*WHAT YOU HAVE TO DO:* Your task is to transcribe all the entries exactly, excluding pictures.

*GIVEN RECORDS:*
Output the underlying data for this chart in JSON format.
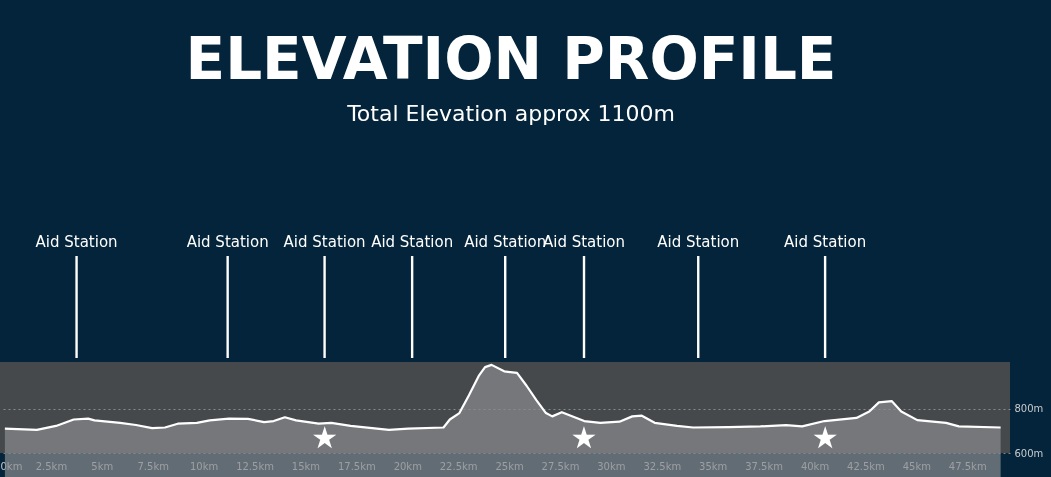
{
  "chart_data": {
    "type": "area",
    "title": "ELEVATION PROFILE",
    "subtitle": "Total Elevation approx 1100m",
    "x": [
      0.24,
      1.81,
      2.75,
      3.62,
      4.33,
      4.64,
      5.9,
      6.68,
      7.47,
      8.1,
      8.73,
      9.67,
      10.3,
      11.24,
      12.18,
      12.97,
      13.44,
      13.99,
      14.54,
      15.65,
      16.27,
      17.22,
      19.1,
      20.05,
      21.78,
      22.09,
      22.56,
      23.03,
      23.51,
      23.82,
      24.14,
      24.76,
      25.39,
      25.86,
      26.34,
      26.81,
      27.12,
      27.59,
      28.69,
      29.48,
      30.42,
      31.05,
      31.52,
      32.15,
      33.25,
      34.04,
      35.77,
      37.34,
      38.6,
      39.39,
      40.49,
      42.06,
      42.69,
      43.16,
      43.79,
      44.26,
      45.05,
      46.46,
      47.09,
      49.14
    ],
    "series": [
      {
        "color": "#8a8c8e",
        "values": [
          710,
          704,
          722,
          751,
          755,
          747,
          736,
          726,
          712,
          715,
          732,
          736,
          747,
          755,
          754,
          739,
          744,
          761,
          747,
          732,
          736,
          722,
          704,
          710,
          715,
          751,
          780,
          860,
          947,
          987,
          997,
          968,
          961,
          903,
          838,
          780,
          765,
          784,
          744,
          736,
          741,
          765,
          768,
          736,
          722,
          715,
          717,
          720,
          726,
          720,
          744,
          758,
          787,
          828,
          834,
          787,
          748,
          736,
          720,
          715
        ]
      }
    ],
    "xlim": [
      0,
      49.6
    ],
    "xticks": [
      {
        "value": 0,
        "label": "0km"
      },
      {
        "value": 2.5,
        "label": "2.5km"
      },
      {
        "value": 5,
        "label": "5km"
      },
      {
        "value": 7.5,
        "label": "7.5km"
      },
      {
        "value": 10,
        "label": "10km"
      },
      {
        "value": 12.5,
        "label": "12.5km"
      },
      {
        "value": 15,
        "label": "15km"
      },
      {
        "value": 17.5,
        "label": "17.5km"
      },
      {
        "value": 20,
        "label": "20km"
      },
      {
        "value": 22.5,
        "label": "22.5km"
      },
      {
        "value": 25,
        "label": "25km"
      },
      {
        "value": 27.5,
        "label": "27.5km"
      },
      {
        "value": 30,
        "label": "30km"
      },
      {
        "value": 32.5,
        "label": "32.5km"
      },
      {
        "value": 35,
        "label": "35km"
      },
      {
        "value": 37.5,
        "label": "37.5km"
      },
      {
        "value": 40,
        "label": "40km"
      },
      {
        "value": 42.5,
        "label": "42.5km"
      },
      {
        "value": 45,
        "label": "45km"
      },
      {
        "value": 47.5,
        "label": "47.5km"
      }
    ],
    "ylim": [
      600,
      1010
    ],
    "yticks": [
      {
        "value": 600,
        "label": "600m"
      },
      {
        "value": 800,
        "label": "800m"
      }
    ],
    "grid": "y",
    "marker": "none",
    "ref_lines": [
      {
        "axis": "x",
        "value": 3.76,
        "label": "Aid Station"
      },
      {
        "axis": "x",
        "value": 11.18,
        "label": "Aid Station"
      },
      {
        "axis": "x",
        "value": 15.94,
        "label": "Aid Station"
      },
      {
        "axis": "x",
        "value": 20.24,
        "label": "Aid Station"
      },
      {
        "axis": "x",
        "value": 24.81,
        "label": "Aid Station"
      },
      {
        "axis": "x",
        "value": 28.68,
        "label": "Aid Station"
      },
      {
        "axis": "x",
        "value": 34.29,
        "label": "Aid Station"
      },
      {
        "axis": "x",
        "value": 40.52,
        "label": "Aid Station"
      }
    ],
    "annotations": [
      "★",
      "★",
      "★"
    ]
  }
}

*ANSWER BELOW:*
Output the underlying data for this chart in JSON format.
{
  "chart_data": {
    "type": "area",
    "title": "ELEVATION PROFILE",
    "subtitle": "Total Elevation approx 1100m",
    "x": [
      0.24,
      1.81,
      2.75,
      3.62,
      4.33,
      4.64,
      5.9,
      6.68,
      7.47,
      8.1,
      8.73,
      9.67,
      10.3,
      11.24,
      12.18,
      12.97,
      13.44,
      13.99,
      14.54,
      15.65,
      16.27,
      17.22,
      19.1,
      20.05,
      21.78,
      22.09,
      22.56,
      23.03,
      23.51,
      23.82,
      24.14,
      24.76,
      25.39,
      25.86,
      26.34,
      26.81,
      27.12,
      27.59,
      28.69,
      29.48,
      30.42,
      31.05,
      31.52,
      32.15,
      33.25,
      34.04,
      35.77,
      37.34,
      38.6,
      39.39,
      40.49,
      42.06,
      42.69,
      43.16,
      43.79,
      44.26,
      45.05,
      46.46,
      47.09,
      49.14
    ],
    "series": [
      {
        "color": "#8a8c8e",
        "values": [
          710,
          704,
          722,
          751,
          755,
          747,
          736,
          726,
          712,
          715,
          732,
          736,
          747,
          755,
          754,
          739,
          744,
          761,
          747,
          732,
          736,
          722,
          704,
          710,
          715,
          751,
          780,
          860,
          947,
          987,
          997,
          968,
          961,
          903,
          838,
          780,
          765,
          784,
          744,
          736,
          741,
          765,
          768,
          736,
          722,
          715,
          717,
          720,
          726,
          720,
          744,
          758,
          787,
          828,
          834,
          787,
          748,
          736,
          720,
          715
        ]
      }
    ],
    "xlim": [
      0,
      49.6
    ],
    "xticks": [
      {
        "value": 0,
        "label": "0km"
      },
      {
        "value": 2.5,
        "label": "2.5km"
      },
      {
        "value": 5,
        "label": "5km"
      },
      {
        "value": 7.5,
        "label": "7.5km"
      },
      {
        "value": 10,
        "label": "10km"
      },
      {
        "value": 12.5,
        "label": "12.5km"
      },
      {
        "value": 15,
        "label": "15km"
      },
      {
        "value": 17.5,
        "label": "17.5km"
      },
      {
        "value": 20,
        "label": "20km"
      },
      {
        "value": 22.5,
        "label": "22.5km"
      },
      {
        "value": 25,
        "label": "25km"
      },
      {
        "value": 27.5,
        "label": "27.5km"
      },
      {
        "value": 30,
        "label": "30km"
      },
      {
        "value": 32.5,
        "label": "32.5km"
      },
      {
        "value": 35,
        "label": "35km"
      },
      {
        "value": 37.5,
        "label": "37.5km"
      },
      {
        "value": 40,
        "label": "40km"
      },
      {
        "value": 42.5,
        "label": "42.5km"
      },
      {
        "value": 45,
        "label": "45km"
      },
      {
        "value": 47.5,
        "label": "47.5km"
      }
    ],
    "ylim": [
      600,
      1010
    ],
    "yticks": [
      {
        "value": 600,
        "label": "600m"
      },
      {
        "value": 800,
        "label": "800m"
      }
    ],
    "grid": "y",
    "marker": "none",
    "ref_lines": [
      {
        "axis": "x",
        "value": 3.76,
        "label": "Aid Station"
      },
      {
        "axis": "x",
        "value": 11.18,
        "label": "Aid Station"
      },
      {
        "axis": "x",
        "value": 15.94,
        "label": "Aid Station"
      },
      {
        "axis": "x",
        "value": 20.24,
        "label": "Aid Station"
      },
      {
        "axis": "x",
        "value": 24.81,
        "label": "Aid Station"
      },
      {
        "axis": "x",
        "value": 28.68,
        "label": "Aid Station"
      },
      {
        "axis": "x",
        "value": 34.29,
        "label": "Aid Station"
      },
      {
        "axis": "x",
        "value": 40.52,
        "label": "Aid Station"
      }
    ],
    "annotations": [
      "★",
      "★",
      "★"
    ]
  }
}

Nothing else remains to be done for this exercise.